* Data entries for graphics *
-- BEGIN --
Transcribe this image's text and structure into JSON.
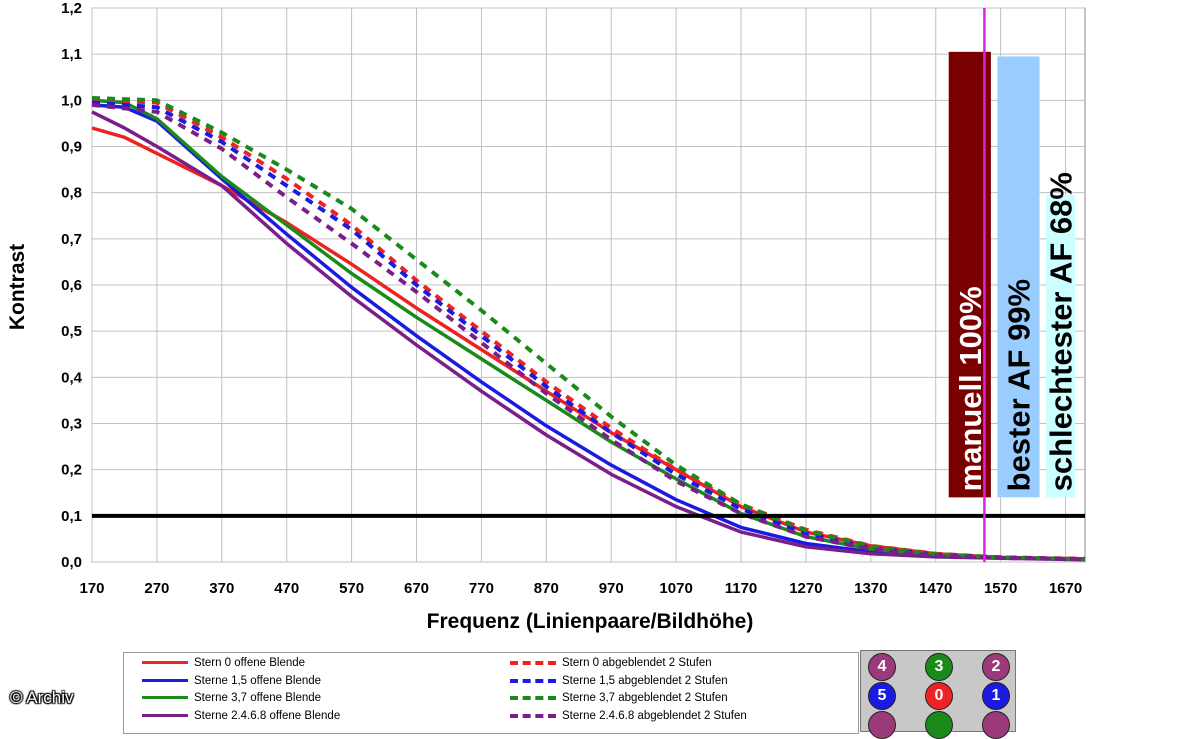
{
  "chart_data": {
    "type": "line",
    "xlabel": "Frequenz (Linienpaare/Bildhöhe)",
    "ylabel": "Kontrast",
    "xlim": [
      170,
      1700
    ],
    "ylim": [
      0,
      1.2
    ],
    "x_ticks": [
      "170",
      "270",
      "370",
      "470",
      "570",
      "670",
      "770",
      "870",
      "970",
      "1070",
      "1170",
      "1270",
      "1370",
      "1470",
      "1570",
      "1670"
    ],
    "y_ticks": [
      "0,0",
      "0,1",
      "0,2",
      "0,3",
      "0,4",
      "0,5",
      "0,6",
      "0,7",
      "0,8",
      "0,9",
      "1,0",
      "1,1",
      "1,2"
    ],
    "grid": true,
    "threshold": {
      "y": 0.1,
      "color": "#000000"
    },
    "vertical_marker": {
      "x": 1545,
      "color": "#e020e0"
    },
    "series": [
      {
        "name": "Stern 0 offene Blende",
        "color": "#ee2222",
        "dash": false,
        "points": [
          [
            170,
            0.94
          ],
          [
            220,
            0.92
          ],
          [
            270,
            0.885
          ],
          [
            370,
            0.815
          ],
          [
            470,
            0.735
          ],
          [
            570,
            0.645
          ],
          [
            670,
            0.55
          ],
          [
            770,
            0.46
          ],
          [
            870,
            0.37
          ],
          [
            970,
            0.28
          ],
          [
            1070,
            0.2
          ],
          [
            1170,
            0.12
          ],
          [
            1270,
            0.065
          ],
          [
            1370,
            0.035
          ],
          [
            1470,
            0.018
          ],
          [
            1570,
            0.01
          ],
          [
            1700,
            0.007
          ]
        ]
      },
      {
        "name": "Sterne 1,5 offene Blende",
        "color": "#1a1ae0",
        "dash": false,
        "points": [
          [
            170,
            0.99
          ],
          [
            220,
            0.985
          ],
          [
            270,
            0.955
          ],
          [
            370,
            0.83
          ],
          [
            470,
            0.71
          ],
          [
            570,
            0.595
          ],
          [
            670,
            0.49
          ],
          [
            770,
            0.39
          ],
          [
            870,
            0.295
          ],
          [
            970,
            0.21
          ],
          [
            1070,
            0.135
          ],
          [
            1170,
            0.075
          ],
          [
            1270,
            0.04
          ],
          [
            1370,
            0.022
          ],
          [
            1470,
            0.013
          ],
          [
            1570,
            0.009
          ],
          [
            1700,
            0.006
          ]
        ]
      },
      {
        "name": "Sterne 3,7 offene Blende",
        "color": "#1a8a1a",
        "dash": false,
        "points": [
          [
            170,
            1.0
          ],
          [
            220,
            0.995
          ],
          [
            270,
            0.96
          ],
          [
            370,
            0.835
          ],
          [
            470,
            0.73
          ],
          [
            570,
            0.625
          ],
          [
            670,
            0.53
          ],
          [
            770,
            0.44
          ],
          [
            870,
            0.35
          ],
          [
            970,
            0.26
          ],
          [
            1070,
            0.18
          ],
          [
            1170,
            0.105
          ],
          [
            1270,
            0.055
          ],
          [
            1370,
            0.028
          ],
          [
            1470,
            0.015
          ],
          [
            1570,
            0.009
          ],
          [
            1700,
            0.006
          ]
        ]
      },
      {
        "name": "Sterne 2,4,6,8 offene Blende",
        "color": "#7a1f8a",
        "dash": false,
        "points": [
          [
            170,
            0.975
          ],
          [
            220,
            0.94
          ],
          [
            270,
            0.9
          ],
          [
            370,
            0.815
          ],
          [
            470,
            0.69
          ],
          [
            570,
            0.575
          ],
          [
            670,
            0.47
          ],
          [
            770,
            0.37
          ],
          [
            870,
            0.275
          ],
          [
            970,
            0.19
          ],
          [
            1070,
            0.12
          ],
          [
            1170,
            0.065
          ],
          [
            1270,
            0.033
          ],
          [
            1370,
            0.018
          ],
          [
            1470,
            0.011
          ],
          [
            1570,
            0.008
          ],
          [
            1700,
            0.005
          ]
        ]
      },
      {
        "name": "Stern 0 abgeblendet 2 Stufen",
        "color": "#ee2222",
        "dash": true,
        "points": [
          [
            170,
            1.0
          ],
          [
            270,
            0.995
          ],
          [
            370,
            0.92
          ],
          [
            470,
            0.83
          ],
          [
            570,
            0.73
          ],
          [
            670,
            0.61
          ],
          [
            770,
            0.5
          ],
          [
            870,
            0.39
          ],
          [
            970,
            0.29
          ],
          [
            1070,
            0.2
          ],
          [
            1170,
            0.125
          ],
          [
            1270,
            0.07
          ],
          [
            1370,
            0.035
          ],
          [
            1470,
            0.018
          ],
          [
            1570,
            0.01
          ],
          [
            1700,
            0.007
          ]
        ]
      },
      {
        "name": "Sterne 1,5 abgeblendet 2 Stufen",
        "color": "#1a1ae0",
        "dash": true,
        "points": [
          [
            170,
            0.995
          ],
          [
            270,
            0.985
          ],
          [
            370,
            0.91
          ],
          [
            470,
            0.815
          ],
          [
            570,
            0.72
          ],
          [
            670,
            0.6
          ],
          [
            770,
            0.49
          ],
          [
            870,
            0.38
          ],
          [
            970,
            0.28
          ],
          [
            1070,
            0.19
          ],
          [
            1170,
            0.115
          ],
          [
            1270,
            0.062
          ],
          [
            1370,
            0.031
          ],
          [
            1470,
            0.016
          ],
          [
            1570,
            0.01
          ],
          [
            1700,
            0.006
          ]
        ]
      },
      {
        "name": "Sterne 3,7 abgeblendet 2 Stufen",
        "color": "#1a8a1a",
        "dash": true,
        "points": [
          [
            170,
            1.005
          ],
          [
            270,
            1.0
          ],
          [
            370,
            0.93
          ],
          [
            470,
            0.85
          ],
          [
            570,
            0.765
          ],
          [
            670,
            0.655
          ],
          [
            770,
            0.545
          ],
          [
            870,
            0.43
          ],
          [
            970,
            0.315
          ],
          [
            1070,
            0.21
          ],
          [
            1170,
            0.125
          ],
          [
            1270,
            0.068
          ],
          [
            1370,
            0.034
          ],
          [
            1470,
            0.017
          ],
          [
            1570,
            0.01
          ],
          [
            1700,
            0.006
          ]
        ]
      },
      {
        "name": "Sterne 2,4,6,8 abgeblendet 2 Stufen",
        "color": "#7a1f8a",
        "dash": true,
        "points": [
          [
            170,
            0.99
          ],
          [
            270,
            0.975
          ],
          [
            370,
            0.895
          ],
          [
            470,
            0.79
          ],
          [
            570,
            0.69
          ],
          [
            670,
            0.585
          ],
          [
            770,
            0.475
          ],
          [
            870,
            0.365
          ],
          [
            970,
            0.265
          ],
          [
            1070,
            0.175
          ],
          [
            1170,
            0.105
          ],
          [
            1270,
            0.055
          ],
          [
            1370,
            0.028
          ],
          [
            1470,
            0.014
          ],
          [
            1570,
            0.009
          ],
          [
            1700,
            0.006
          ]
        ]
      }
    ],
    "bars": [
      {
        "label": "manuell 100%",
        "value": 1.105,
        "bottom": 0.14,
        "x_from": 1490,
        "x_to": 1555,
        "fill": "#7a0000",
        "text_color": "#ffffff"
      },
      {
        "label": "bester AF 99%",
        "value": 1.095,
        "bottom": 0.14,
        "x_from": 1565,
        "x_to": 1630,
        "fill": "#99ccff",
        "text_color": "#000000"
      },
      {
        "label": "schlechtester AF 68%",
        "value": 0.795,
        "bottom": 0.14,
        "x_from": 1640,
        "x_to": 1705,
        "fill": "#ccffff",
        "text_color": "#000000"
      }
    ]
  },
  "legend": [
    {
      "label": "Stern 0 offene Blende",
      "color": "#ee2222",
      "dash": false
    },
    {
      "label": "Sterne 1,5 offene Blende",
      "color": "#1a1ae0",
      "dash": false
    },
    {
      "label": "Sterne 3,7 offene Blende",
      "color": "#1a8a1a",
      "dash": false
    },
    {
      "label": "Sterne 2.4.6.8 offene Blende",
      "color": "#7a1f8a",
      "dash": false
    },
    {
      "label": "Stern 0 abgeblendet 2 Stufen",
      "color": "#ee2222",
      "dash": true
    },
    {
      "label": "Sterne 1,5 abgeblendet 2 Stufen",
      "color": "#1a1ae0",
      "dash": true
    },
    {
      "label": "Sterne 3,7 abgeblendet 2 Stufen",
      "color": "#1a8a1a",
      "dash": true
    },
    {
      "label": "Sterne 2.4.6.8 abgeblendet 2 Stufen",
      "color": "#7a1f8a",
      "dash": true
    }
  ],
  "markers": [
    {
      "label": "4",
      "color": "#9a3a7a"
    },
    {
      "label": "3",
      "color": "#1a8a1a"
    },
    {
      "label": "2",
      "color": "#9a3a7a"
    },
    {
      "label": "5",
      "color": "#1a1ae0"
    },
    {
      "label": "0",
      "color": "#ee2222"
    },
    {
      "label": "1",
      "color": "#1a1ae0"
    },
    {
      "label": "",
      "color": "#9a3a7a"
    },
    {
      "label": "",
      "color": "#1a8a1a"
    },
    {
      "label": "",
      "color": "#9a3a7a"
    }
  ],
  "copyright": "© Archiv"
}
-- END --
Copy each line from the data above that includes "Sterne".

        "name": "Sterne 1,5 offene Blende",
        "name": "Sterne 3,7 offene Blende",
        "name": "Sterne 2,4,6,8 offene Blende",
        "name": "Sterne 1,5 abgeblendet 2 Stufen",
        "name": "Sterne 3,7 abgeblendet 2 Stufen",
        "name": "Sterne 2,4,6,8 abgeblendet 2 Stufen",
      "label": "Sterne 1,5 offene Blende",
      "label": "Sterne 3,7 offene Blende",
      "label": "Sterne 2.4.6.8 offene Blende",
      "label": "Sterne 1,5 abgeblendet 2 Stufen",
      "label": "Sterne 3,7 abgeblendet 2 Stufen",
      "label": "Sterne 2.4.6.8 abgeblendet 2 Stufen",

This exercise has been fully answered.